Your task is to locate every line holding the string "image" and to copy each of them.

# [Records provided]
+++++

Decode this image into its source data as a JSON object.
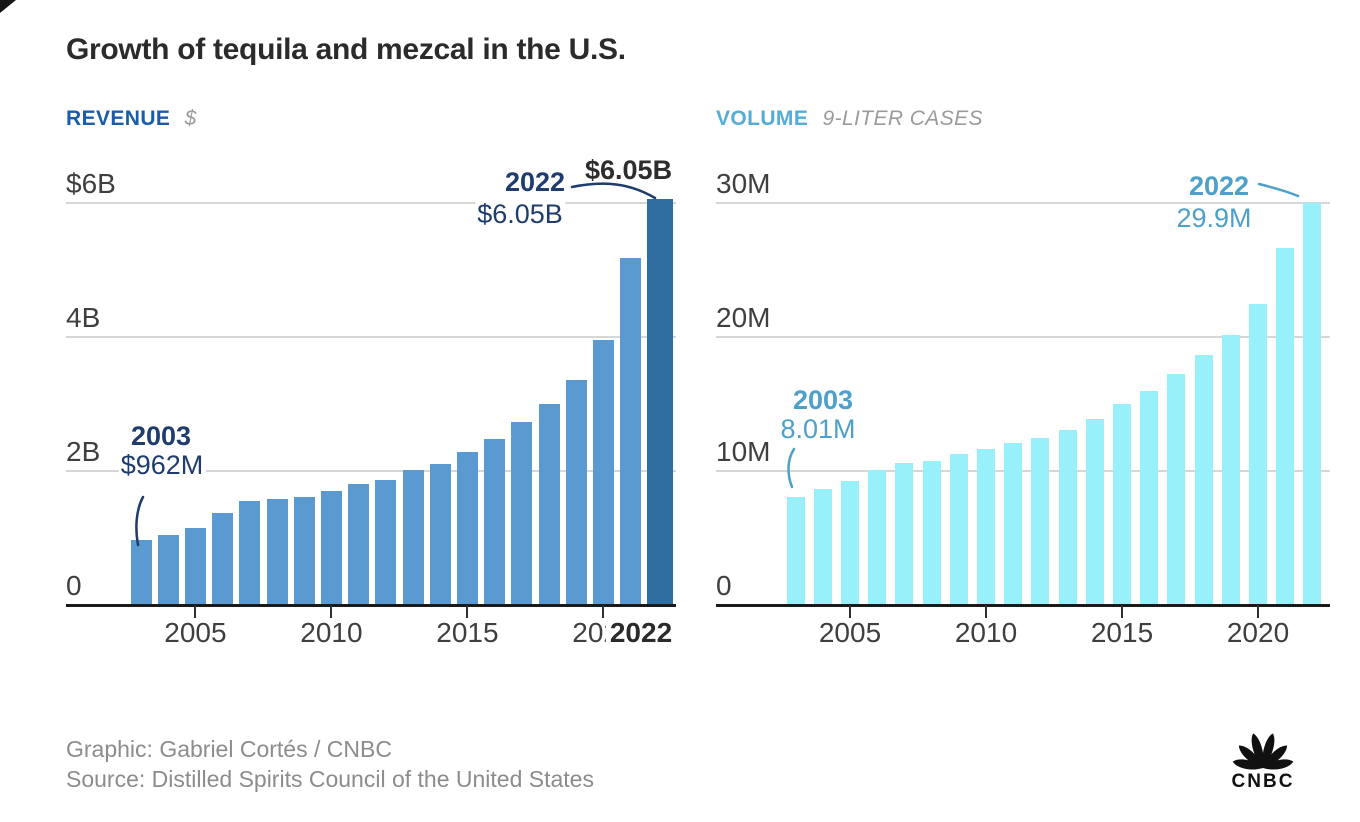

+++++

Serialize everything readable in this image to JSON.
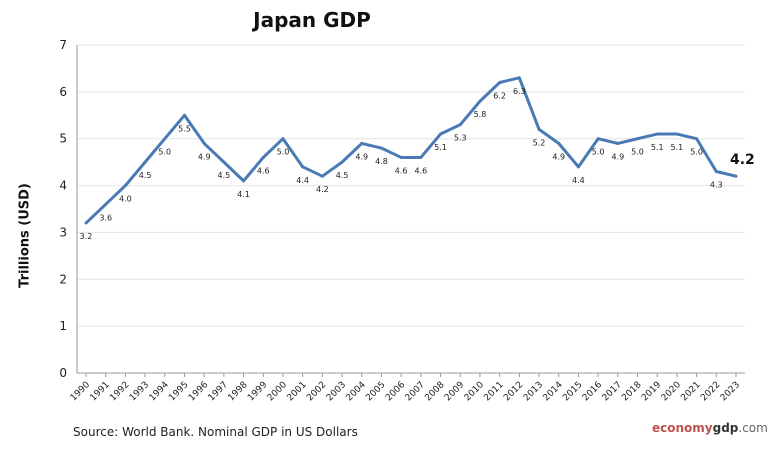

+++++

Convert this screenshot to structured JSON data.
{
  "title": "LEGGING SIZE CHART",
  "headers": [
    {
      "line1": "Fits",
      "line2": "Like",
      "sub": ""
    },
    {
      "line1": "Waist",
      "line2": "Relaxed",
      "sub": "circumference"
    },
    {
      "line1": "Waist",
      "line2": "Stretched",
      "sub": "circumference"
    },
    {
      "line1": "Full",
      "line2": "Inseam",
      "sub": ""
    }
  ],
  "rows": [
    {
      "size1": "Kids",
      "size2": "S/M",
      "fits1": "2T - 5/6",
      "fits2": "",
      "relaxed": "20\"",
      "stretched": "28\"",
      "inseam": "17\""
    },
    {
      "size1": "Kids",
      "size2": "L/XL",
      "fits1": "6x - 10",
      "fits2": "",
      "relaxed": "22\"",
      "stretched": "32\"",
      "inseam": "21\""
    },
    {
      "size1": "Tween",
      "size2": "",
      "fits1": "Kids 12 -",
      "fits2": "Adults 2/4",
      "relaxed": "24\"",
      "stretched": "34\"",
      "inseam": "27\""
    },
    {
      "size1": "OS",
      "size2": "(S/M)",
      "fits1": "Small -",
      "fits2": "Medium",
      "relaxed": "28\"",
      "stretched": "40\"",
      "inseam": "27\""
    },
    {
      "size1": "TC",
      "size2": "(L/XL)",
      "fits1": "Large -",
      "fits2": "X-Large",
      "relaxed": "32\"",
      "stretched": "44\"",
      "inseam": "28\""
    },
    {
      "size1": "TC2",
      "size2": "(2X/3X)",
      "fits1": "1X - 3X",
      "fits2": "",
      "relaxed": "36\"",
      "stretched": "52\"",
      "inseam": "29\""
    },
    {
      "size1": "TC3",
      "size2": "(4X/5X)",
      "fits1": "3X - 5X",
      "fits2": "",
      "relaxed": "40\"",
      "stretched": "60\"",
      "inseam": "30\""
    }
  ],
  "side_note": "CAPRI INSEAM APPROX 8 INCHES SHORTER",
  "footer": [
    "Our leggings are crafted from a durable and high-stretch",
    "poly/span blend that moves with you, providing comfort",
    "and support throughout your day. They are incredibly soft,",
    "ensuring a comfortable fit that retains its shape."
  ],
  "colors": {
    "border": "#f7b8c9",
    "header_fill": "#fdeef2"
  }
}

+++++

# [Result of the task]
Decode this image into its source data as a JSON object.
Serialize everything readable in this image to JSON.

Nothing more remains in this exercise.